** Information given **
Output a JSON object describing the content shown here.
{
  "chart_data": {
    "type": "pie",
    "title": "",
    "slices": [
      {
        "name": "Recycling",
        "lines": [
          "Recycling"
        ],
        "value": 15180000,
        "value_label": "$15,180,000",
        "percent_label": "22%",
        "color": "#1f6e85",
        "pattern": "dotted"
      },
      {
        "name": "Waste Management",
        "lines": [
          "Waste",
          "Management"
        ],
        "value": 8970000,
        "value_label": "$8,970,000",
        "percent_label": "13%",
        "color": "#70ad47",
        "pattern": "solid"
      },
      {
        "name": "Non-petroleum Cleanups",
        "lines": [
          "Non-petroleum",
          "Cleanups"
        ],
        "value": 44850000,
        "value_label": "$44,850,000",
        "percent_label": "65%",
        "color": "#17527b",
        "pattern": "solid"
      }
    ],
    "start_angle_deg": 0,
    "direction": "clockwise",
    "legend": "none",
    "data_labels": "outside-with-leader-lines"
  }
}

** To be done **
Gather each line from the listing above that holds "color".

** Problem solution **
        "color": "#1f6e85",
        "color": "#70ad47",
        "color": "#17527b",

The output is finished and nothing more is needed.